Written exercise » Reproduce verbatim every line of the rows below, from the line containing "svg-text:6: 6 [564, 95, 573, 113]" down to the line containing "Localize all elements.", with both of those lines included.

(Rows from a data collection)
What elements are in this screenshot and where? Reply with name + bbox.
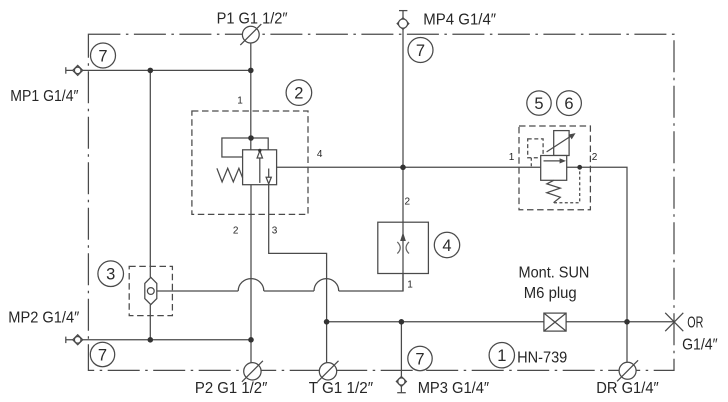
svg-text:6: 6 [564, 95, 573, 113]
svg-text:T G1 1/2″: T G1 1/2″ [309, 380, 374, 397]
svg-text:HN-739: HN-739 [517, 349, 567, 366]
svg-text:5: 5 [534, 95, 543, 113]
svg-text:3: 3 [106, 266, 115, 284]
svg-text:4: 4 [317, 149, 323, 160]
svg-text:7: 7 [415, 351, 424, 369]
svg-text:2: 2 [592, 152, 598, 163]
svg-text:DR G1/4″: DR G1/4″ [596, 380, 659, 397]
svg-text:4: 4 [442, 237, 451, 255]
svg-text:MP2 G1/4″: MP2 G1/4″ [8, 310, 79, 327]
svg-text:MP4 G1/4″: MP4 G1/4″ [423, 11, 496, 28]
svg-text:P1 G1 1/2″: P1 G1 1/2″ [217, 10, 288, 27]
svg-text:7: 7 [98, 48, 107, 66]
svg-text:1: 1 [237, 95, 243, 106]
svg-text:P2 G1 1/2″: P2 G1 1/2″ [195, 380, 268, 397]
svg-text:1: 1 [509, 152, 515, 163]
svg-text:G1/4″: G1/4″ [682, 337, 718, 354]
svg-text:2: 2 [405, 197, 411, 208]
svg-text:Mont. SUN: Mont. SUN [519, 264, 590, 281]
svg-text:1: 1 [497, 347, 506, 365]
svg-text:2: 2 [233, 225, 239, 236]
svg-text:7: 7 [98, 347, 107, 365]
svg-text:M6 plug: M6 plug [524, 285, 577, 302]
svg-text:1: 1 [407, 279, 413, 290]
svg-text:OR: OR [687, 315, 703, 332]
svg-text:MP1 G1/4″: MP1 G1/4″ [10, 88, 78, 105]
svg-text:2: 2 [294, 85, 303, 103]
svg-text:7: 7 [416, 42, 425, 60]
svg-text:MP3 G1/4″: MP3 G1/4″ [418, 380, 490, 397]
svg-text:3: 3 [272, 225, 278, 236]
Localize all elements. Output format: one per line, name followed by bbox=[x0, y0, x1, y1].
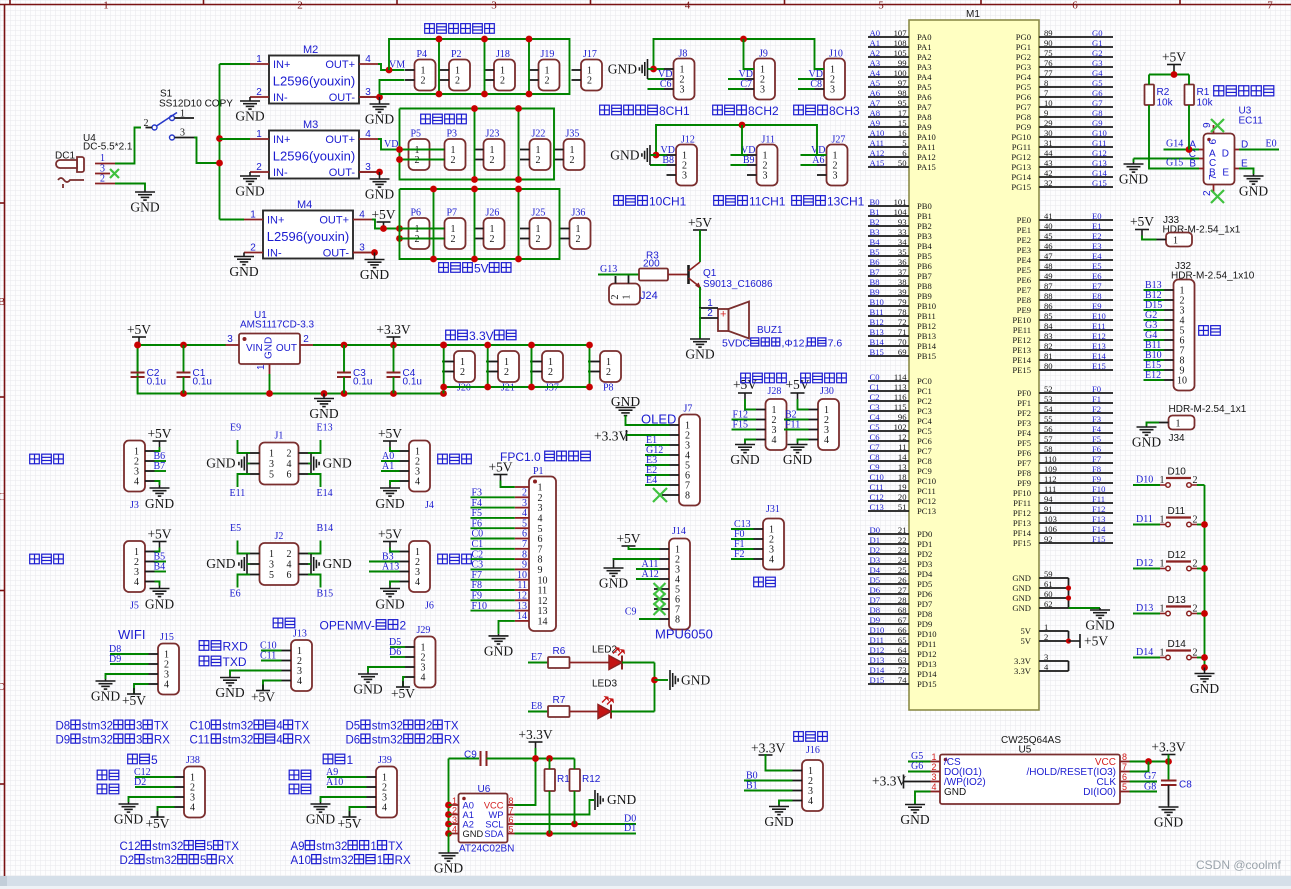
svg-text:PB4: PB4 bbox=[917, 241, 933, 251]
svg-text:12: 12 bbox=[898, 432, 907, 442]
svg-text:+3.3V: +3.3V bbox=[751, 741, 785, 756]
svg-text:R1: R1 bbox=[1197, 87, 1210, 98]
svg-text:PC2: PC2 bbox=[917, 396, 932, 406]
svg-text:D12: D12 bbox=[870, 645, 885, 655]
svg-text:PD4: PD4 bbox=[917, 569, 933, 579]
ground GND P1 pin14 bbox=[499, 621, 515, 634]
svg-text:200: 200 bbox=[643, 259, 660, 270]
svg-text:5VDC: 5VDC bbox=[722, 338, 750, 350]
svg-text:D0: D0 bbox=[870, 525, 881, 535]
ground GND J39 bbox=[321, 797, 367, 802]
svg-text:OPENMV-: OPENMV- bbox=[320, 619, 375, 633]
svg-text:PG4: PG4 bbox=[1016, 72, 1032, 82]
svg-text:PE0: PE0 bbox=[1017, 215, 1031, 225]
svg-text:DC-5.5*2.1: DC-5.5*2.1 bbox=[83, 142, 133, 153]
svg-text:PC0: PC0 bbox=[917, 376, 932, 386]
svg-text:D12: D12 bbox=[1136, 558, 1153, 569]
svg-text:4: 4 bbox=[287, 560, 292, 571]
svg-text:87: 87 bbox=[1044, 281, 1053, 291]
net labels J13 bbox=[261, 650, 282, 652]
svg-text:3: 3 bbox=[452, 815, 457, 825]
net labels J39 bbox=[327, 776, 367, 778]
svg-text:2: 2 bbox=[1193, 559, 1198, 570]
net labels J4 bbox=[381, 460, 400, 462]
svg-text:P1: P1 bbox=[533, 466, 544, 477]
svg-text:19: 19 bbox=[898, 482, 907, 492]
svg-text:2: 2 bbox=[415, 155, 420, 166]
svg-text:42: 42 bbox=[1044, 168, 1053, 178]
svg-text:+5V: +5V bbox=[337, 816, 361, 831]
svg-text:+3.3V: +3.3V bbox=[1151, 740, 1185, 755]
connector J12 bbox=[667, 135, 698, 186]
svg-text:5: 5 bbox=[200, 855, 206, 867]
svg-text:PG13: PG13 bbox=[1011, 162, 1031, 172]
svg-text:112: 112 bbox=[1044, 474, 1057, 484]
svg-text:PD0: PD0 bbox=[917, 529, 932, 539]
net E13 J1 pin2 bbox=[308, 440, 321, 453]
svg-text:G7: G7 bbox=[1092, 98, 1103, 108]
svg-text:58: 58 bbox=[1044, 444, 1053, 454]
svg-text:2: 2 bbox=[144, 118, 149, 129]
svg-text:37: 37 bbox=[898, 267, 907, 277]
svg-text:0.1u: 0.1u bbox=[193, 377, 212, 388]
svg-text:GND: GND bbox=[145, 496, 174, 511]
svg-text:J20: J20 bbox=[457, 383, 471, 394]
IC U6 AT24C02BN bbox=[452, 784, 515, 855]
connector J24 (rotated 2-pin) bbox=[609, 275, 658, 305]
label 编码器 right2 bbox=[438, 554, 472, 564]
svg-text:GND: GND bbox=[764, 814, 793, 829]
svg-text:PG5: PG5 bbox=[1016, 82, 1031, 92]
svg-text:2: 2 bbox=[545, 76, 550, 87]
net labels J28 bbox=[732, 419, 757, 421]
svg-text:PC8: PC8 bbox=[917, 456, 932, 466]
wire gnd to U3 C bbox=[1134, 158, 1200, 160]
connector J10 bbox=[815, 49, 846, 100]
wire G14 to U3 A bbox=[1164, 149, 1200, 151]
svg-text:D1: D1 bbox=[624, 823, 636, 834]
svg-text:8: 8 bbox=[1044, 78, 1048, 88]
svg-text:70: 70 bbox=[898, 337, 907, 347]
connector J7 bbox=[670, 415, 701, 506]
svg-text:92: 92 bbox=[1044, 534, 1053, 544]
svg-text:14: 14 bbox=[517, 611, 527, 622]
svg-text:J9: J9 bbox=[759, 49, 768, 60]
wire junction 3.3V row bbox=[487, 345, 489, 387]
svg-text:1: 1 bbox=[370, 841, 376, 853]
svg-text:4: 4 bbox=[134, 477, 139, 488]
svg-text:1: 1 bbox=[1044, 622, 1048, 632]
svg-text:RXD: RXD bbox=[223, 640, 249, 654]
wire junction 5V bus bbox=[518, 189, 520, 259]
svg-text:10k: 10k bbox=[1157, 98, 1174, 109]
capacitor C2 0.1u bbox=[131, 345, 166, 394]
svg-text:G11: G11 bbox=[1092, 138, 1106, 148]
svg-text:74: 74 bbox=[898, 675, 907, 685]
svg-text:64: 64 bbox=[898, 645, 907, 655]
net label B1 J16 bbox=[744, 790, 793, 792]
annotation C12/D2 bbox=[120, 841, 240, 853]
svg-text:2: 2 bbox=[587, 76, 592, 87]
svg-text:2: 2 bbox=[451, 234, 456, 245]
svg-text:8CH2: 8CH2 bbox=[748, 104, 779, 118]
svg-text:24: 24 bbox=[898, 555, 907, 565]
resistor R7 bbox=[548, 695, 570, 717]
svg-text:G13: G13 bbox=[600, 264, 617, 275]
svg-text:33: 33 bbox=[898, 227, 907, 237]
svg-text:J35: J35 bbox=[566, 129, 580, 140]
svg-text:D2: D2 bbox=[120, 855, 135, 867]
connector J4 bbox=[400, 441, 431, 492]
svg-text:90: 90 bbox=[1044, 38, 1053, 48]
svg-text:GND: GND bbox=[463, 829, 484, 839]
svg-text:J29: J29 bbox=[417, 625, 431, 636]
svg-text:GND: GND bbox=[484, 643, 513, 658]
svg-text:PC3: PC3 bbox=[917, 406, 932, 416]
svg-text:D1: D1 bbox=[870, 535, 881, 545]
svg-text:7: 7 bbox=[1208, 174, 1219, 180]
ground GND M1 bbox=[1090, 608, 1110, 618]
svg-text:A9: A9 bbox=[291, 841, 305, 853]
svg-text:PE9: PE9 bbox=[1017, 305, 1031, 315]
svg-text:IN-: IN- bbox=[273, 167, 288, 179]
svg-text:4: 4 bbox=[365, 54, 371, 65]
svg-text:OUT-: OUT- bbox=[323, 248, 350, 260]
power +5V J14 pin1 bbox=[622, 545, 636, 547]
label 步进电机 J30 bbox=[801, 373, 847, 383]
svg-text:3: 3 bbox=[931, 772, 936, 782]
svg-text:R6: R6 bbox=[553, 646, 566, 657]
svg-text:+5V: +5V bbox=[378, 426, 402, 441]
connector P7 bbox=[435, 208, 466, 250]
svg-text:TX: TX bbox=[224, 841, 239, 853]
svg-text:Q1: Q1 bbox=[703, 268, 717, 279]
svg-text:80: 80 bbox=[1044, 361, 1053, 371]
resistor R1 10k bbox=[1185, 75, 1214, 109]
svg-text:10: 10 bbox=[1177, 376, 1187, 387]
svg-text:BUZ1: BUZ1 bbox=[757, 325, 783, 336]
svg-text:53: 53 bbox=[1044, 394, 1053, 404]
svg-text:4: 4 bbox=[421, 673, 426, 684]
svg-text:PF2: PF2 bbox=[1017, 408, 1031, 418]
M1 3.3V pins bbox=[1014, 652, 1068, 676]
svg-text:IN+: IN+ bbox=[267, 215, 284, 227]
connector J20 bbox=[445, 351, 476, 394]
svg-text:91: 91 bbox=[1044, 504, 1053, 514]
wire C9 row to resistors bbox=[536, 758, 575, 760]
power +5V J30 bbox=[791, 393, 805, 399]
wire J34 gnd bbox=[1147, 423, 1160, 427]
svg-text:101: 101 bbox=[894, 197, 907, 207]
power +5V encoder bbox=[1167, 65, 1181, 71]
svg-text:+3.3V: +3.3V bbox=[376, 322, 410, 337]
svg-text:GND: GND bbox=[375, 597, 404, 612]
svg-text:M4: M4 bbox=[297, 199, 312, 211]
svg-text:PF13: PF13 bbox=[1013, 518, 1031, 528]
net labels J9 bbox=[728, 78, 745, 80]
svg-text:CSDN @coolmf: CSDN @coolmf bbox=[1196, 858, 1282, 872]
wire +5V rail bbox=[138, 343, 140, 345]
svg-text:27: 27 bbox=[898, 585, 907, 595]
svg-text:C9: C9 bbox=[625, 607, 637, 618]
svg-text:6: 6 bbox=[287, 470, 292, 481]
svg-text:M2: M2 bbox=[303, 44, 318, 56]
svg-text:F9: F9 bbox=[1092, 474, 1101, 484]
pushbutton D10 bbox=[1160, 467, 1198, 488]
svg-text:13: 13 bbox=[898, 462, 907, 472]
rotary encoder U3 EC11 bbox=[1189, 106, 1263, 197]
net label G2 J32 bbox=[1144, 319, 1165, 321]
svg-text:111: 111 bbox=[1044, 484, 1056, 494]
svg-text:3: 3 bbox=[1044, 652, 1048, 662]
svg-text:2: 2 bbox=[1193, 648, 1198, 659]
svg-text:J39: J39 bbox=[378, 755, 392, 766]
svg-text:1: 1 bbox=[452, 796, 457, 806]
svg-text:4: 4 bbox=[415, 577, 420, 588]
svg-text:6: 6 bbox=[287, 570, 292, 581]
svg-text:38: 38 bbox=[898, 277, 907, 287]
svg-text:4: 4 bbox=[359, 210, 365, 221]
wire S1 pin3 to +V rail bbox=[194, 138, 220, 164]
svg-text:5V: 5V bbox=[1020, 626, 1031, 636]
svg-text:1: 1 bbox=[931, 752, 936, 762]
connector J19 bbox=[529, 49, 560, 91]
svg-text:E6: E6 bbox=[1092, 271, 1102, 281]
svg-text:114: 114 bbox=[894, 372, 907, 382]
power +3.3V U6 bbox=[529, 742, 543, 748]
net label G7 U5 pin6 bbox=[1130, 781, 1158, 783]
svg-text:GND: GND bbox=[365, 112, 394, 127]
svg-text:PF3: PF3 bbox=[1017, 418, 1031, 428]
svg-text:57: 57 bbox=[1044, 434, 1053, 444]
pushbutton D13 bbox=[1160, 595, 1198, 616]
svg-text:E7: E7 bbox=[1092, 281, 1102, 291]
svg-text:A6: A6 bbox=[812, 155, 824, 166]
ground GND under M3 OUT- bbox=[359, 171, 380, 173]
net E11 J1 pin5 bbox=[238, 474, 251, 487]
svg-text:RX: RX bbox=[395, 855, 411, 867]
svg-text:9: 9 bbox=[1202, 122, 1213, 128]
svg-text:50: 50 bbox=[898, 158, 907, 168]
svg-text:D6: D6 bbox=[346, 735, 361, 747]
svg-text:83: 83 bbox=[1044, 331, 1053, 341]
svg-text:2: 2 bbox=[421, 76, 426, 87]
svg-text:3: 3 bbox=[760, 85, 765, 96]
svg-text:D11: D11 bbox=[1168, 506, 1186, 517]
svg-text:PB13: PB13 bbox=[917, 331, 936, 341]
svg-text:3: 3 bbox=[136, 721, 142, 733]
svg-text:96: 96 bbox=[898, 412, 907, 422]
svg-text:1: 1 bbox=[256, 364, 267, 370]
svg-text:E4: E4 bbox=[646, 475, 657, 486]
ground GND J16 bbox=[779, 801, 793, 805]
svg-text:4: 4 bbox=[931, 782, 936, 792]
svg-text:E2: E2 bbox=[1092, 231, 1102, 241]
svg-text:47: 47 bbox=[1044, 251, 1053, 261]
svg-text:28: 28 bbox=[898, 595, 907, 605]
svg-text:J30: J30 bbox=[820, 386, 834, 397]
svg-text:4: 4 bbox=[415, 477, 420, 488]
wire J33 bbox=[1142, 236, 1157, 240]
net label G12 J7 bbox=[645, 454, 670, 456]
net labels J11 bbox=[731, 154, 748, 156]
power +5V J28 bbox=[738, 393, 752, 399]
connector J35 bbox=[554, 129, 585, 171]
ground GND under M3 IN- bbox=[240, 172, 260, 184]
svg-text:PF5: PF5 bbox=[1017, 438, 1031, 448]
svg-text:E0: E0 bbox=[1092, 211, 1102, 221]
svg-text:4: 4 bbox=[1044, 662, 1049, 672]
svg-text:GND: GND bbox=[264, 337, 275, 359]
wire timer bus row1 bbox=[654, 39, 825, 69]
connector J28 bbox=[756, 399, 787, 450]
svg-text:2: 2 bbox=[490, 234, 495, 245]
svg-text:2: 2 bbox=[250, 243, 256, 254]
svg-text:TX: TX bbox=[154, 721, 169, 733]
svg-text:D14: D14 bbox=[1168, 639, 1187, 650]
label FPC1.0 循迹接口 bbox=[500, 450, 590, 464]
svg-text:stm32: stm32 bbox=[372, 735, 403, 747]
svg-text:RX: RX bbox=[294, 735, 310, 747]
wire U1 gnd rail bottom bbox=[138, 345, 444, 394]
svg-text:51: 51 bbox=[898, 502, 907, 512]
label 串口1 bbox=[323, 753, 353, 767]
svg-text:97: 97 bbox=[898, 78, 907, 88]
svg-text:VD: VD bbox=[384, 139, 398, 150]
svg-text:+5V: +5V bbox=[127, 322, 151, 337]
net labels J29 bbox=[390, 646, 405, 648]
svg-text:6: 6 bbox=[1208, 139, 1219, 145]
svg-text:108: 108 bbox=[894, 38, 907, 48]
svg-text:C3: C3 bbox=[870, 402, 880, 412]
svg-text:PE7: PE7 bbox=[1017, 285, 1032, 295]
label 步进电机 J28 bbox=[741, 373, 787, 383]
svg-text:D14: D14 bbox=[1136, 647, 1153, 658]
ground GND J13 bbox=[230, 671, 282, 676]
svg-text:1: 1 bbox=[1176, 419, 1181, 430]
svg-text:115: 115 bbox=[894, 402, 907, 412]
svg-text:5: 5 bbox=[269, 470, 274, 481]
svg-text:L2596(youxin): L2596(youxin) bbox=[273, 149, 355, 164]
svg-text:89: 89 bbox=[1044, 28, 1053, 38]
svg-text:G8: G8 bbox=[1144, 782, 1156, 793]
svg-text:PF7: PF7 bbox=[1017, 458, 1032, 468]
svg-text:stm32: stm32 bbox=[82, 721, 113, 733]
wire U5 pin7 bbox=[1130, 762, 1149, 772]
svg-text:E15: E15 bbox=[1092, 361, 1106, 371]
svg-text:PD11: PD11 bbox=[917, 639, 936, 649]
svg-text:C8: C8 bbox=[810, 79, 822, 90]
svg-text:GND: GND bbox=[375, 496, 404, 511]
svg-text:PA9: PA9 bbox=[917, 122, 932, 132]
svg-text:PB8: PB8 bbox=[917, 281, 932, 291]
wire LED common bbox=[654, 663, 656, 712]
svg-text:5: 5 bbox=[902, 138, 906, 148]
svg-text:PC13: PC13 bbox=[917, 506, 936, 516]
wire 3.3V to C9 row bbox=[535, 748, 537, 759]
svg-text:D6: D6 bbox=[389, 647, 401, 658]
svg-text:1: 1 bbox=[1173, 236, 1178, 247]
svg-text:GND: GND bbox=[206, 556, 235, 571]
net label C0 P1 pin6 bbox=[471, 538, 515, 540]
net label B13 J32 bbox=[1144, 289, 1165, 291]
svg-text:113: 113 bbox=[894, 382, 907, 392]
wire VM bus top bbox=[380, 39, 570, 94]
ground GND buttons bbox=[1195, 668, 1215, 682]
svg-text:D11: D11 bbox=[1136, 514, 1153, 525]
svg-text:E11: E11 bbox=[1092, 321, 1106, 331]
power +5V U1 rail bbox=[132, 337, 146, 343]
net E5 J2 pin1 bbox=[238, 541, 251, 554]
svg-text:E14: E14 bbox=[1092, 351, 1107, 361]
resistor R6 bbox=[548, 646, 570, 668]
svg-text:B8: B8 bbox=[662, 155, 674, 166]
svg-text:PD3: PD3 bbox=[917, 559, 932, 569]
wire 3.3V row bus top bbox=[448, 344, 590, 346]
svg-text:2: 2 bbox=[426, 735, 432, 747]
svg-text:F6: F6 bbox=[1092, 444, 1102, 454]
svg-text:TX: TX bbox=[444, 721, 459, 733]
net label B10 J32 bbox=[1144, 359, 1165, 361]
svg-text:2: 2 bbox=[287, 549, 292, 560]
svg-text:1: 1 bbox=[269, 549, 274, 560]
svg-text:J24: J24 bbox=[640, 290, 658, 302]
svg-text:PF10: PF10 bbox=[1013, 488, 1031, 498]
svg-text:GND: GND bbox=[730, 452, 759, 467]
svg-text:P7: P7 bbox=[447, 208, 458, 219]
svg-text:79: 79 bbox=[898, 297, 907, 307]
connector J8 bbox=[664, 49, 695, 100]
svg-text:2: 2 bbox=[415, 234, 420, 245]
svg-text:E5: E5 bbox=[1092, 261, 1102, 271]
svg-text:D12: D12 bbox=[1168, 550, 1187, 561]
annotation C10/C11 bbox=[190, 720, 310, 732]
svg-text:102: 102 bbox=[894, 422, 907, 432]
net label G3 J32 bbox=[1144, 329, 1165, 331]
svg-text:2: 2 bbox=[256, 162, 262, 173]
wire junction 3.3V row bbox=[443, 345, 445, 387]
svg-text:P8: P8 bbox=[603, 383, 614, 394]
svg-text:PG1: PG1 bbox=[1016, 42, 1031, 52]
buzzer BUZ1 bbox=[699, 298, 783, 339]
svg-text:G6: G6 bbox=[911, 761, 923, 772]
svg-text:stm32: stm32 bbox=[152, 841, 183, 853]
wire DC1 pin1 to switch S1 bbox=[115, 128, 141, 164]
net label F2 J31 bbox=[731, 558, 754, 560]
svg-text:PG12: PG12 bbox=[1011, 152, 1031, 162]
svg-text:EC11: EC11 bbox=[1239, 116, 1264, 127]
regulator module M2 L2596(youxin) bbox=[250, 44, 378, 104]
net label E2 J7 bbox=[645, 474, 670, 476]
wire U6 WP to gnd bbox=[515, 800, 595, 815]
svg-text:6: 6 bbox=[1072, 0, 1078, 12]
svg-text:GND: GND bbox=[130, 200, 159, 215]
wire P1 pin1 bbox=[501, 481, 515, 488]
svg-text:8CH3: 8CH3 bbox=[829, 104, 860, 118]
svg-text:10k: 10k bbox=[1197, 98, 1214, 109]
LED diode after R6 bbox=[570, 662, 610, 664]
connector P4 bbox=[405, 49, 436, 91]
svg-text:GND: GND bbox=[1012, 603, 1031, 613]
svg-text:OUT+: OUT+ bbox=[325, 134, 355, 146]
wire U6 left pins to gnd bbox=[448, 759, 450, 834]
svg-text:OUT+: OUT+ bbox=[319, 215, 349, 227]
ground GND J34 bbox=[1137, 426, 1157, 435]
svg-text:PC1: PC1 bbox=[917, 386, 932, 396]
net label F3 P1 pin2 bbox=[471, 496, 515, 498]
svg-text:A8: A8 bbox=[870, 108, 881, 118]
svg-text:D10: D10 bbox=[870, 625, 885, 635]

Answer to the exercise »
svg-text:6: 6 [564, 95, 573, 113]
svg-text:T G1 1/2″: T G1 1/2″ [309, 380, 374, 397]
svg-text:HN-739: HN-739 [517, 349, 567, 366]
svg-text:5: 5 [534, 95, 543, 113]
svg-text:3: 3 [106, 266, 115, 284]
svg-text:4: 4 [317, 149, 323, 160]
svg-text:7: 7 [415, 351, 424, 369]
svg-text:2: 2 [592, 152, 598, 163]
svg-text:DR G1/4″: DR G1/4″ [596, 380, 659, 397]
svg-text:4: 4 [442, 237, 451, 255]
svg-text:MP2 G1/4″: MP2 G1/4″ [8, 310, 79, 327]
svg-text:MP4 G1/4″: MP4 G1/4″ [423, 11, 496, 28]
svg-text:P1 G1 1/2″: P1 G1 1/2″ [217, 10, 288, 27]
svg-text:7: 7 [98, 48, 107, 66]
svg-text:1: 1 [237, 95, 243, 106]
svg-text:P2 G1 1/2″: P2 G1 1/2″ [195, 380, 268, 397]
svg-text:1: 1 [509, 152, 515, 163]
svg-text:G1/4″: G1/4″ [682, 337, 718, 354]
svg-text:2: 2 [405, 197, 411, 208]
svg-text:Mont. SUN: Mont. SUN [519, 264, 590, 281]
svg-text:1: 1 [497, 347, 506, 365]
svg-text:2: 2 [233, 225, 239, 236]
svg-text:7: 7 [98, 347, 107, 365]
svg-text:M6 plug: M6 plug [524, 285, 577, 302]
svg-text:1: 1 [407, 279, 413, 290]
svg-text:OR: OR [687, 315, 703, 332]
svg-text:MP1 G1/4″: MP1 G1/4″ [10, 88, 78, 105]
svg-text:2: 2 [294, 85, 303, 103]
svg-text:7: 7 [416, 42, 425, 60]
svg-text:MP3 G1/4″: MP3 G1/4″ [418, 380, 490, 397]
svg-text:3: 3 [272, 225, 278, 236]
Localize all elements. Output format: one per line, name followed by bbox=[x0, y0, x1, y1].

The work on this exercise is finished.